Whether your school implements the new RBL (recess before lunch) or any other changes to the schedule the most important people to keep in mind are the STUDENTS. These schedule changes or frameworks may or may not be beneficial for them. Before making any change it is important to do an overall “check up” and prioritize where changes may NEED to be made, because if it is not broke…. Why fix it? Is the old standing tradition better for our students or should schools jump on the bandwagon of switching recess to before lunch. This article will review the literature, benefits, challenges, and conclusion of educators and researchers views on the topic of recess before lunch.
When people think of recess they think of a time during the school day for young children to go outside and run around. Some also think that the physical activity displayed on the playground will make them tired so that when they return to the classroom and be tired just enough to sit still and focus for the remainder of the day. That’s not really the purpose of recess. Instead, recess has four main goals. First, it is important to provide children with physical activity each day. Both the Centers for Disease Control and Prevention (2014) and the American Heart Association (2014) recommend children receive at least 60 minutes of moderate to vigorous physical activity daily. Unfortunately, most kids do not receive nearly that much physical activity on a daily basis. In fact, during the typical school day some schools only offer 10 to 20 minutes of recess time each day. Second, recess is time to develop social-emotional skills. Recess allows students to socialize with classmates in an unstructured environment. This type of socialization is important in helping them develop their self-esteem and appropriate social skills. Third, recess allows for the absorption of vitamin D, which is essential in keeping our immune systems strong. The sun is our main source of vitamin D and getting outside each day in the sunlight is valuable in helping to keep the students healthy. Finally, recess provides the body with fresh air. The fresh air oxygenates the students blood and helps keep them awake and alert for the remainder of the day. Physical activity, social-emotional development, sunlight, and fresh air are the reasons why every child should go outside to recess every day.

> [The data]
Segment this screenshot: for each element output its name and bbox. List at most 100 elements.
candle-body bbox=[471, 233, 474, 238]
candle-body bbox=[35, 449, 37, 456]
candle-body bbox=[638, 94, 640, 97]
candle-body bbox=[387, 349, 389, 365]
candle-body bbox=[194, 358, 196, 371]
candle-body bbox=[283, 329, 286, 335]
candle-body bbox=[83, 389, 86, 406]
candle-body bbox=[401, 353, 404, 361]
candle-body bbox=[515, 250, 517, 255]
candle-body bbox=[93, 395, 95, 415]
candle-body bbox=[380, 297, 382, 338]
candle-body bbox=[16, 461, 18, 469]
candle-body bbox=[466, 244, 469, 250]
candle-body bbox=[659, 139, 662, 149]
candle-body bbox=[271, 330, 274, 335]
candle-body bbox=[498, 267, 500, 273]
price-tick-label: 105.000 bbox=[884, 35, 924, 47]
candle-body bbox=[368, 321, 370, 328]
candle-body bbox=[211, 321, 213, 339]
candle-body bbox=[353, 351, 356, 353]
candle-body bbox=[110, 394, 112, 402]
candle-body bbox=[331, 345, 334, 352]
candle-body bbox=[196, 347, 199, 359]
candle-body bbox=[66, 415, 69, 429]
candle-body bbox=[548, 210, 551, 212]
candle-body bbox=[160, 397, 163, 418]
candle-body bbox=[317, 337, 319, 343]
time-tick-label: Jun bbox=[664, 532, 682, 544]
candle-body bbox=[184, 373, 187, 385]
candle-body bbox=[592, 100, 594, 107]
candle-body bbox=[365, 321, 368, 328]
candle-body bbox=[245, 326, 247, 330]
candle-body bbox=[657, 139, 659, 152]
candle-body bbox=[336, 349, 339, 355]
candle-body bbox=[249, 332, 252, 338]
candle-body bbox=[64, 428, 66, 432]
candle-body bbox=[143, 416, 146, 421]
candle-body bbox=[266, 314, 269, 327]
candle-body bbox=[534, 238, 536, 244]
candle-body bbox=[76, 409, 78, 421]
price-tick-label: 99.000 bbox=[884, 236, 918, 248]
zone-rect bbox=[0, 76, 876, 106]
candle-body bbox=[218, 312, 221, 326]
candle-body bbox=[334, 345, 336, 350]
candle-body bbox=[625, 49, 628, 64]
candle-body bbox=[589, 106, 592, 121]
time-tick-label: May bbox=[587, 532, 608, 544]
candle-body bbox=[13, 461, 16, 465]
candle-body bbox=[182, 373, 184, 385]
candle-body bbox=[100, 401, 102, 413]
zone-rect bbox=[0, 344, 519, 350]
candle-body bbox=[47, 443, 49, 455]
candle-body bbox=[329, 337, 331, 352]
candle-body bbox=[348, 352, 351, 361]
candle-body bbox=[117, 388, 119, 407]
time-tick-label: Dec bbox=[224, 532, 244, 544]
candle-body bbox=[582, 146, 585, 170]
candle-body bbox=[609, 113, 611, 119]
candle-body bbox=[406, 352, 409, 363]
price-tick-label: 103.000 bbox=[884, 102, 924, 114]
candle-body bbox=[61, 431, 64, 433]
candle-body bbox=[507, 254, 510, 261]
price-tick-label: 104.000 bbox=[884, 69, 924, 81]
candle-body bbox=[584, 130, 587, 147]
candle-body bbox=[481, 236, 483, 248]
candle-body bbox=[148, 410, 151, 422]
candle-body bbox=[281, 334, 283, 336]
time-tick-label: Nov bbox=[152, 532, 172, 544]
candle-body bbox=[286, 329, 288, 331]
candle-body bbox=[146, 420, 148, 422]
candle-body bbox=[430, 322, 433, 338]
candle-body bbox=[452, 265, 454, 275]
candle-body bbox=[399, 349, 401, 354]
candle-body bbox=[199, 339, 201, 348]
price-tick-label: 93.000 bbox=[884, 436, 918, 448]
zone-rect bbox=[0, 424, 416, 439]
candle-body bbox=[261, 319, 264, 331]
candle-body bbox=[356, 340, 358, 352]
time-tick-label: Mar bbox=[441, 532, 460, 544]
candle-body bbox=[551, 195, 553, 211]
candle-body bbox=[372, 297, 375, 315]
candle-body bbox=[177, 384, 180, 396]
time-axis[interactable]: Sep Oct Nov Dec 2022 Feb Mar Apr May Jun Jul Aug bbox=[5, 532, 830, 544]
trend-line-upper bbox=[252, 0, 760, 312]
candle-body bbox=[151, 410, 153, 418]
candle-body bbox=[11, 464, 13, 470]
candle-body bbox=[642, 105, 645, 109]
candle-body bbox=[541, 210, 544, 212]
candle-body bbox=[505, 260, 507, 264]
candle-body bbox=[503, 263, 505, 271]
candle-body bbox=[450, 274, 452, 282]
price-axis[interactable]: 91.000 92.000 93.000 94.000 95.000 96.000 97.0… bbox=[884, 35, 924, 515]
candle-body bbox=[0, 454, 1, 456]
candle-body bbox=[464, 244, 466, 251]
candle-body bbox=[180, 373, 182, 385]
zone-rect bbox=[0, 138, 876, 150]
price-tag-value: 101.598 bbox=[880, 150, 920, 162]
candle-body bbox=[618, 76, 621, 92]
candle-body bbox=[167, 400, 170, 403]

> [Task set]
#1 For each statement about the recess passage, answer yes or no, and quote the exact words of the passage that decide it. (a) Some schools offer only 10 to 20 minutes of recess each day. (b) Tiring children out so they can sit still afterward is the purpose of recess. (c) Recess has three main goals.
#2 Print the portion of the recess passage that opens with the words containing "Whether your school" and closes with "recess before lunch.".
The rows are separate material from the recess passage.

> [Expected outputs]
#1
(a) Yes: "during the typical school day some schools only offer 10 to 20 minutes of recess time each day"
(b) No: "That’s not really the purpose of recess."
(c) No: "recess has four main goals"

#2
Whether your school implements the new RBL (recess before lunch) or any other changes to the schedule the most important people to keep in mind are the STUDENTS. These schedule changes or frameworks may or may not be beneficial for them. Before making any change it is important to do an overall “check up” and prioritize where changes may NEED to be made, because if it is not broke…. Why fix it? Is the old standing tradition better for our students or should schools jump on the bandwagon of switching recess to before lunch. This article will review the literature, benefits, challenges, and conclusion of educators and researchers views on the topic of recess before lunch.